▸ **WHAT TO PRODUCE**
Wherever the string "name" occurs in a line of these records, report that line.

Data records:
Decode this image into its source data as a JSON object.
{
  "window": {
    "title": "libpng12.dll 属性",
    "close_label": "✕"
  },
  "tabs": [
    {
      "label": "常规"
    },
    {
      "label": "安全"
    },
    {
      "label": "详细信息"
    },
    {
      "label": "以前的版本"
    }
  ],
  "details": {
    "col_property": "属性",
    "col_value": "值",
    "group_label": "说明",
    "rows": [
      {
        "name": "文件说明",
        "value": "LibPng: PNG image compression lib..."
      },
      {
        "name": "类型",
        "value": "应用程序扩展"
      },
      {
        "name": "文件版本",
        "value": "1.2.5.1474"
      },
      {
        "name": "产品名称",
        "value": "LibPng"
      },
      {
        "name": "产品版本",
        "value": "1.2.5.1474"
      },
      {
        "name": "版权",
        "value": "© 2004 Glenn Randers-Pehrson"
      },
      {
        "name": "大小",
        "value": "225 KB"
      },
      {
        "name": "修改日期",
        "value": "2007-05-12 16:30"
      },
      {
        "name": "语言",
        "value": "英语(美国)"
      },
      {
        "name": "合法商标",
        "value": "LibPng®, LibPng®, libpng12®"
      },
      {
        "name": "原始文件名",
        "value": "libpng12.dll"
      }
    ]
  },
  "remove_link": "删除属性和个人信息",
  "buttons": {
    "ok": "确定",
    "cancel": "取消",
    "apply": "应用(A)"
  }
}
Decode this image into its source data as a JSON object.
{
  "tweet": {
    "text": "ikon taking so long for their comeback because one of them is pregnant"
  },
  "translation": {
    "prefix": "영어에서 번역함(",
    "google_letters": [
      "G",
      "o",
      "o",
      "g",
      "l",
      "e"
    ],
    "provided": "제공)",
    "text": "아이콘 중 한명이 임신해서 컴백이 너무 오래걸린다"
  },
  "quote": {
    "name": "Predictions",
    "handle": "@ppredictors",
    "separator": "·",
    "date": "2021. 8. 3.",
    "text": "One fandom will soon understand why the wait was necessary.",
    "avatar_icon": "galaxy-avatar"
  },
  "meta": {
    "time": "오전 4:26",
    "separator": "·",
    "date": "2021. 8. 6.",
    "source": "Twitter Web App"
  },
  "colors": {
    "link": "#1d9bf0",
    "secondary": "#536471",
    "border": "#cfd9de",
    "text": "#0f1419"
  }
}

▸ **SOLUTION TO THIS TASK**
        "name": "文件说明",
        "name": "类型",
        "name": "文件版本",
        "name": "产品名称",
        "name": "产品版本",
        "name": "版权",
        "name": "大小",
        "name": "修改日期",
        "name": "语言",
        "name": "合法商标",
        "name": "原始文件名",
    "name": "Predictions",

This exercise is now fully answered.